→ What the task requires:
Print each line of the material again, keeping everything exact.

→ Input data:
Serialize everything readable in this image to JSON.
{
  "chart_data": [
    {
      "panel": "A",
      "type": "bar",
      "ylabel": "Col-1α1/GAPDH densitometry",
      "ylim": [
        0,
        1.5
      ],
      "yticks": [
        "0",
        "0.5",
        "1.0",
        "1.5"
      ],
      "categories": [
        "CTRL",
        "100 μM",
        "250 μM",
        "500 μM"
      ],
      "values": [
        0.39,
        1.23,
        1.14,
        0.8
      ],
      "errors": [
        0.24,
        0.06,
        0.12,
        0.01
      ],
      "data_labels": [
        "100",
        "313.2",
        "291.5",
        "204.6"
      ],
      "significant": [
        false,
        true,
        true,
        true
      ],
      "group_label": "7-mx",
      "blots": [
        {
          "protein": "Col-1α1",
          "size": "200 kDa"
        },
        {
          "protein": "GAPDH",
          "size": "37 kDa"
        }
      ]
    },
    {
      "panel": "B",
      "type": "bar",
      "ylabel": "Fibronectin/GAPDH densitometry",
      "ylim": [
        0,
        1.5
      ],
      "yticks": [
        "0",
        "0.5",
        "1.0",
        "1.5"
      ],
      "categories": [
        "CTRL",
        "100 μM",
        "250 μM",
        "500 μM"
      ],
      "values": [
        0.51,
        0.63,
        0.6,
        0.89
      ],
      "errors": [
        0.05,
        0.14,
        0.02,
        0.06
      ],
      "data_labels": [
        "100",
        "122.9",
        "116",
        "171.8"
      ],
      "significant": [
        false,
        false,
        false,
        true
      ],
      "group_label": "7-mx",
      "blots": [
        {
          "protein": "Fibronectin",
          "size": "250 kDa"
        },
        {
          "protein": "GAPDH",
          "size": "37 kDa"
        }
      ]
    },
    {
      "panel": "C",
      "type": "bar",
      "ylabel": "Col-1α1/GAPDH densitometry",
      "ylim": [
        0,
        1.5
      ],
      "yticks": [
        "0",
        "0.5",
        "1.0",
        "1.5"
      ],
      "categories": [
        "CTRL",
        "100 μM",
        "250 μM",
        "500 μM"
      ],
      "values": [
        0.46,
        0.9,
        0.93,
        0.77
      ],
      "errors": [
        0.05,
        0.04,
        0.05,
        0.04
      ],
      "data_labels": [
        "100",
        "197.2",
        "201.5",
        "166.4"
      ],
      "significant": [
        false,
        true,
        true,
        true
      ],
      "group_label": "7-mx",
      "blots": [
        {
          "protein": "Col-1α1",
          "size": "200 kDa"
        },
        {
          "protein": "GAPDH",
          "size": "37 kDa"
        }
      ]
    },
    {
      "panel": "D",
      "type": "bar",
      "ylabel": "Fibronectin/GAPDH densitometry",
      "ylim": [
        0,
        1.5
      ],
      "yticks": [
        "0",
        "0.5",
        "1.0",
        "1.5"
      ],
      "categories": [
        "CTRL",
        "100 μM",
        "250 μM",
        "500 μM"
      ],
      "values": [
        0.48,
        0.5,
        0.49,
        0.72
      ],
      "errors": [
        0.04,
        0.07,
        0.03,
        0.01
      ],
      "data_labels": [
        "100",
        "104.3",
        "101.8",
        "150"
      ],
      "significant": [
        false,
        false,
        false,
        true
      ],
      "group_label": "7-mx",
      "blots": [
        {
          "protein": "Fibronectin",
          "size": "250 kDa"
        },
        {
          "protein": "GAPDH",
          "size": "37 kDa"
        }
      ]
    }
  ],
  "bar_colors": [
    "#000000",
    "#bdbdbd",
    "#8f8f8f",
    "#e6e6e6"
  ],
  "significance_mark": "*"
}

→ Completed task:
Serialize everything readable in this image to JSON.
{
  "chart_data": [
    {
      "panel": "A",
      "type": "bar",
      "ylabel": "Col-1α1/GAPDH densitometry",
      "ylim": [
        0,
        1.5
      ],
      "yticks": [
        "0",
        "0.5",
        "1.0",
        "1.5"
      ],
      "categories": [
        "CTRL",
        "100 μM",
        "250 μM",
        "500 μM"
      ],
      "values": [
        0.39,
        1.23,
        1.14,
        0.8
      ],
      "errors": [
        0.24,
        0.06,
        0.12,
        0.01
      ],
      "data_labels": [
        "100",
        "313.2",
        "291.5",
        "204.6"
      ],
      "significant": [
        false,
        true,
        true,
        true
      ],
      "group_label": "7-mx",
      "blots": [
        {
          "protein": "Col-1α1",
          "size": "200 kDa"
        },
        {
          "protein": "GAPDH",
          "size": "37 kDa"
        }
      ]
    },
    {
      "panel": "B",
      "type": "bar",
      "ylabel": "Fibronectin/GAPDH densitometry",
      "ylim": [
        0,
        1.5
      ],
      "yticks": [
        "0",
        "0.5",
        "1.0",
        "1.5"
      ],
      "categories": [
        "CTRL",
        "100 μM",
        "250 μM",
        "500 μM"
      ],
      "values": [
        0.51,
        0.63,
        0.6,
        0.89
      ],
      "errors": [
        0.05,
        0.14,
        0.02,
        0.06
      ],
      "data_labels": [
        "100",
        "122.9",
        "116",
        "171.8"
      ],
      "significant": [
        false,
        false,
        false,
        true
      ],
      "group_label": "7-mx",
      "blots": [
        {
          "protein": "Fibronectin",
          "size": "250 kDa"
        },
        {
          "protein": "GAPDH",
          "size": "37 kDa"
        }
      ]
    },
    {
      "panel": "C",
      "type": "bar",
      "ylabel": "Col-1α1/GAPDH densitometry",
      "ylim": [
        0,
        1.5
      ],
      "yticks": [
        "0",
        "0.5",
        "1.0",
        "1.5"
      ],
      "categories": [
        "CTRL",
        "100 μM",
        "250 μM",
        "500 μM"
      ],
      "values": [
        0.46,
        0.9,
        0.93,
        0.77
      ],
      "errors": [
        0.05,
        0.04,
        0.05,
        0.04
      ],
      "data_labels": [
        "100",
        "197.2",
        "201.5",
        "166.4"
      ],
      "significant": [
        false,
        true,
        true,
        true
      ],
      "group_label": "7-mx",
      "blots": [
        {
          "protein": "Col-1α1",
          "size": "200 kDa"
        },
        {
          "protein": "GAPDH",
          "size": "37 kDa"
        }
      ]
    },
    {
      "panel": "D",
      "type": "bar",
      "ylabel": "Fibronectin/GAPDH densitometry",
      "ylim": [
        0,
        1.5
      ],
      "yticks": [
        "0",
        "0.5",
        "1.0",
        "1.5"
      ],
      "categories": [
        "CTRL",
        "100 μM",
        "250 μM",
        "500 μM"
      ],
      "values": [
        0.48,
        0.5,
        0.49,
        0.72
      ],
      "errors": [
        0.04,
        0.07,
        0.03,
        0.01
      ],
      "data_labels": [
        "100",
        "104.3",
        "101.8",
        "150"
      ],
      "significant": [
        false,
        false,
        false,
        true
      ],
      "group_label": "7-mx",
      "blots": [
        {
          "protein": "Fibronectin",
          "size": "250 kDa"
        },
        {
          "protein": "GAPDH",
          "size": "37 kDa"
        }
      ]
    }
  ],
  "bar_colors": [
    "#000000",
    "#bdbdbd",
    "#8f8f8f",
    "#e6e6e6"
  ],
  "significance_mark": "*"
}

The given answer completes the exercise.